◆ **WRITTEN EXERCISE**
Quote the listing below in its entirety, omitting every image.

◆ **INFORMATION SHOWN**
Begin
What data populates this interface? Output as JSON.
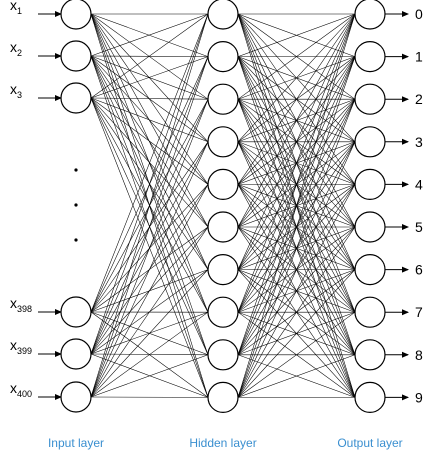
{
  "input_layer": {
    "label": "Input layer",
    "neurons": [
      {
        "base": "x",
        "sub": "1"
      },
      {
        "base": "x",
        "sub": "2"
      },
      {
        "base": "x",
        "sub": "3"
      },
      {
        "base": "x",
        "sub": "398"
      },
      {
        "base": "x",
        "sub": "399"
      },
      {
        "base": "x",
        "sub": "400"
      }
    ],
    "ellipsis_dots": 3
  },
  "hidden_layer": {
    "label": "Hidden layer",
    "neuron_count": 10
  },
  "output_layer": {
    "label": "Output layer",
    "outputs": [
      "0",
      "1",
      "2",
      "3",
      "4",
      "5",
      "6",
      "7",
      "8",
      "9"
    ]
  },
  "colors": {
    "layer_label": "#3a8fd0",
    "stroke": "#000000"
  }
}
End
◆ **CORRECT OUTPUT**
What data populates this interface? Output as JSON.
{
  "input_layer": {
    "label": "Input layer",
    "neurons": [
      {
        "base": "x",
        "sub": "1"
      },
      {
        "base": "x",
        "sub": "2"
      },
      {
        "base": "x",
        "sub": "3"
      },
      {
        "base": "x",
        "sub": "398"
      },
      {
        "base": "x",
        "sub": "399"
      },
      {
        "base": "x",
        "sub": "400"
      }
    ],
    "ellipsis_dots": 3
  },
  "hidden_layer": {
    "label": "Hidden layer",
    "neuron_count": 10
  },
  "output_layer": {
    "label": "Output layer",
    "outputs": [
      "0",
      "1",
      "2",
      "3",
      "4",
      "5",
      "6",
      "7",
      "8",
      "9"
    ]
  },
  "colors": {
    "layer_label": "#3a8fd0",
    "stroke": "#000000"
  }
}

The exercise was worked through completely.